(Data entries)
■ ■ ■
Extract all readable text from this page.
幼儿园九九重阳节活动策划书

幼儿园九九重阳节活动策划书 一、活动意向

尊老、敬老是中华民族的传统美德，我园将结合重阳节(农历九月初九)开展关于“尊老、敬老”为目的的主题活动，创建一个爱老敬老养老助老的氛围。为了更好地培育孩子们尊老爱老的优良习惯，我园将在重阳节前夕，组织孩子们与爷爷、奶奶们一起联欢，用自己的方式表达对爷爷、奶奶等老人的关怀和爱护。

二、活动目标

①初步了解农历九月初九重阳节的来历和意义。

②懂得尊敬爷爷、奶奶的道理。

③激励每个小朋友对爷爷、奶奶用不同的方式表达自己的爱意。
■ ■ ■
■ **EXERCISE**
Retype the records that precede this task, keeping them exactly the same.

■ **TASK SOLUTION**
Extract all readable text from this page.
幼儿园九九重阳节活动策划书

幼儿园九九重阳节活动策划书 一、活动意向

尊老、敬老是中华民族的传统美德，我园将结合重阳节(农历九月初九)开展关于“尊老、敬老”为目的的主题活动，创建一个爱老敬老养老助老的氛围。为了更好地培育孩子们尊老爱老的优良习惯，我园将在重阳节前夕，组织孩子们与爷爷、奶奶们一起联欢，用自己的方式表达对爷爷、奶奶等老人的关怀和爱护。

二、活动目标

①初步了解农历九月初九重阳节的来历和意义。

②懂得尊敬爷爷、奶奶的道理。

③激励每个小朋友对爷爷、奶奶用不同的方式表达自己的爱意。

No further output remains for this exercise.